** THE EXERCISE **
Repeat the listing in full, word for word.
•••
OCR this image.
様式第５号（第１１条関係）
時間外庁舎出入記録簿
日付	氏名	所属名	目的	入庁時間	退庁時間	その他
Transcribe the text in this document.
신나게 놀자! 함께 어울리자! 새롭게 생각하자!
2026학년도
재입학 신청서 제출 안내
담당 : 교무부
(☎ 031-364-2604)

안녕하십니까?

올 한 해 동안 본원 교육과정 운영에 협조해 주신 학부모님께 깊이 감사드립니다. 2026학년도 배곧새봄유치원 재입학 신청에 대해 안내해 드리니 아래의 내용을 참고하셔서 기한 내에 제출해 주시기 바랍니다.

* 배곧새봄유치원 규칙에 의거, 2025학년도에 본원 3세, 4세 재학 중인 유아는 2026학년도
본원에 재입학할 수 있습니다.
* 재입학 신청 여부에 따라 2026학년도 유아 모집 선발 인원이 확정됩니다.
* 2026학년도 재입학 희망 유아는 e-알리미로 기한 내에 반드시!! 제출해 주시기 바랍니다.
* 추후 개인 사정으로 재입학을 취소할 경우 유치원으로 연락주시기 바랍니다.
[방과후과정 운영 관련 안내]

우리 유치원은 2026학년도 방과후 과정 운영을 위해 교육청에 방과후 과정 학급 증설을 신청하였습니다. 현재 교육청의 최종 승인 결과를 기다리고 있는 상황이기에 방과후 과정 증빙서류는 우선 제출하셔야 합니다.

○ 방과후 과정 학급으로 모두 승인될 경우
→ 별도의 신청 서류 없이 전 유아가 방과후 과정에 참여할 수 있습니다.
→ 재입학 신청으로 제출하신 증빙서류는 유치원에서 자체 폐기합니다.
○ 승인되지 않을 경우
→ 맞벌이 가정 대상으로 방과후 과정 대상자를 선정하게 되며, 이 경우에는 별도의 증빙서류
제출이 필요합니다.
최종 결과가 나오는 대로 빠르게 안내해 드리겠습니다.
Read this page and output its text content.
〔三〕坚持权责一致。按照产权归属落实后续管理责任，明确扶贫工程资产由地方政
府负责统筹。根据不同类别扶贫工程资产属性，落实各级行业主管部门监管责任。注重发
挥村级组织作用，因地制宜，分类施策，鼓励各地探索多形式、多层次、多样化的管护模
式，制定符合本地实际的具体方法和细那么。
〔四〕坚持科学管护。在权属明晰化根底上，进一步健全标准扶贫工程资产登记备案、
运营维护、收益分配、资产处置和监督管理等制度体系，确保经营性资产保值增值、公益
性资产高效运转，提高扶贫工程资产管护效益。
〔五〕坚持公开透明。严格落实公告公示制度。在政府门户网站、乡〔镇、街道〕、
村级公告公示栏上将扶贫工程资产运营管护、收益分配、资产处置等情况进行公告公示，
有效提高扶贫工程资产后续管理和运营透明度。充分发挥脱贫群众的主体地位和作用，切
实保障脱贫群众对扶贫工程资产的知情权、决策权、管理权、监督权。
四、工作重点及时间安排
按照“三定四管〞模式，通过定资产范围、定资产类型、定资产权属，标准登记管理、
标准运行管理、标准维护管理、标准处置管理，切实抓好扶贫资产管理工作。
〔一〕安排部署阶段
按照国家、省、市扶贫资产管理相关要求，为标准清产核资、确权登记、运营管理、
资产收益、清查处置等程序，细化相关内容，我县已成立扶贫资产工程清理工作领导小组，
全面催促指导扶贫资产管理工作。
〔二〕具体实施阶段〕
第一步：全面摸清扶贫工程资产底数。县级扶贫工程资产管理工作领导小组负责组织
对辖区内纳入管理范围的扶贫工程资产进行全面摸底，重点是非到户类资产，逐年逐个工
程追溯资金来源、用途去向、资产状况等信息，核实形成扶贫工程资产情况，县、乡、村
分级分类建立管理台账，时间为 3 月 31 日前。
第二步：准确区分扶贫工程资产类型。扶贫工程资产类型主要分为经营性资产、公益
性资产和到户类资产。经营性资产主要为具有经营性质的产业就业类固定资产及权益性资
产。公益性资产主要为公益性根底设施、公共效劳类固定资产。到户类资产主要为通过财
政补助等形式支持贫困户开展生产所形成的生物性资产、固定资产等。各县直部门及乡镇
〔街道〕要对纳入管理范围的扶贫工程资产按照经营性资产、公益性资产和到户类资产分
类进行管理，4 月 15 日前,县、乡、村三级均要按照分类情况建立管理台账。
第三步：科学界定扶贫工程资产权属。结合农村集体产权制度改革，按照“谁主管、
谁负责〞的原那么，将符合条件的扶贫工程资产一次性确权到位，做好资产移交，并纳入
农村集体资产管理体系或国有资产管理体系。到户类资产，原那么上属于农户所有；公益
•••
** ANSWER TO THIS PROBLEM **
OCR this image.
様式第５号（第１１条関係）
時間外庁舎出入記録簿
日付	氏名	所属名	目的	入庁時間	退庁時間	その他
Transcribe the text in this document.
신나게 놀자! 함께 어울리자! 새롭게 생각하자!
2026학년도
재입학 신청서 제출 안내
담당 : 교무부
(☎ 031-364-2604)

안녕하십니까?

올 한 해 동안 본원 교육과정 운영에 협조해 주신 학부모님께 깊이 감사드립니다. 2026학년도 배곧새봄유치원 재입학 신청에 대해 안내해 드리니 아래의 내용을 참고하셔서 기한 내에 제출해 주시기 바랍니다.

* 배곧새봄유치원 규칙에 의거, 2025학년도에 본원 3세, 4세 재학 중인 유아는 2026학년도
본원에 재입학할 수 있습니다.
* 재입학 신청 여부에 따라 2026학년도 유아 모집 선발 인원이 확정됩니다.
* 2026학년도 재입학 희망 유아는 e-알리미로 기한 내에 반드시!! 제출해 주시기 바랍니다.
* 추후 개인 사정으로 재입학을 취소할 경우 유치원으로 연락주시기 바랍니다.
[방과후과정 운영 관련 안내]

우리 유치원은 2026학년도 방과후 과정 운영을 위해 교육청에 방과후 과정 학급 증설을 신청하였습니다. 현재 교육청의 최종 승인 결과를 기다리고 있는 상황이기에 방과후 과정 증빙서류는 우선 제출하셔야 합니다.

○ 방과후 과정 학급으로 모두 승인될 경우
→ 별도의 신청 서류 없이 전 유아가 방과후 과정에 참여할 수 있습니다.
→ 재입학 신청으로 제출하신 증빙서류는 유치원에서 자체 폐기합니다.
○ 승인되지 않을 경우
→ 맞벌이 가정 대상으로 방과후 과정 대상자를 선정하게 되며, 이 경우에는 별도의 증빙서류
제출이 필요합니다.
최종 결과가 나오는 대로 빠르게 안내해 드리겠습니다.
Read this page and output its text content.
〔三〕坚持权责一致。按照产权归属落实后续管理责任，明确扶贫工程资产由地方政
府负责统筹。根据不同类别扶贫工程资产属性，落实各级行业主管部门监管责任。注重发
挥村级组织作用，因地制宜，分类施策，鼓励各地探索多形式、多层次、多样化的管护模
式，制定符合本地实际的具体方法和细那么。
〔四〕坚持科学管护。在权属明晰化根底上，进一步健全标准扶贫工程资产登记备案、
运营维护、收益分配、资产处置和监督管理等制度体系，确保经营性资产保值增值、公益
性资产高效运转，提高扶贫工程资产管护效益。
〔五〕坚持公开透明。严格落实公告公示制度。在政府门户网站、乡〔镇、街道〕、
村级公告公示栏上将扶贫工程资产运营管护、收益分配、资产处置等情况进行公告公示，
有效提高扶贫工程资产后续管理和运营透明度。充分发挥脱贫群众的主体地位和作用，切
实保障脱贫群众对扶贫工程资产的知情权、决策权、管理权、监督权。
四、工作重点及时间安排
按照“三定四管〞模式，通过定资产范围、定资产类型、定资产权属，标准登记管理、
标准运行管理、标准维护管理、标准处置管理，切实抓好扶贫资产管理工作。
〔一〕安排部署阶段
按照国家、省、市扶贫资产管理相关要求，为标准清产核资、确权登记、运营管理、
资产收益、清查处置等程序，细化相关内容，我县已成立扶贫资产工程清理工作领导小组，
全面催促指导扶贫资产管理工作。
〔二〕具体实施阶段〕
第一步：全面摸清扶贫工程资产底数。县级扶贫工程资产管理工作领导小组负责组织
对辖区内纳入管理范围的扶贫工程资产进行全面摸底，重点是非到户类资产，逐年逐个工
程追溯资金来源、用途去向、资产状况等信息，核实形成扶贫工程资产情况，县、乡、村
分级分类建立管理台账，时间为 3 月 31 日前。
第二步：准确区分扶贫工程资产类型。扶贫工程资产类型主要分为经营性资产、公益
性资产和到户类资产。经营性资产主要为具有经营性质的产业就业类固定资产及权益性资
产。公益性资产主要为公益性根底设施、公共效劳类固定资产。到户类资产主要为通过财
政补助等形式支持贫困户开展生产所形成的生物性资产、固定资产等。各县直部门及乡镇
〔街道〕要对纳入管理范围的扶贫工程资产按照经营性资产、公益性资产和到户类资产分
类进行管理，4 月 15 日前,县、乡、村三级均要按照分类情况建立管理台账。
第三步：科学界定扶贫工程资产权属。结合农村集体产权制度改革，按照“谁主管、
谁负责〞的原那么，将符合条件的扶贫工程资产一次性确权到位，做好资产移交，并纳入
农村集体资产管理体系或国有资产管理体系。到户类资产，原那么上属于农户所有；公益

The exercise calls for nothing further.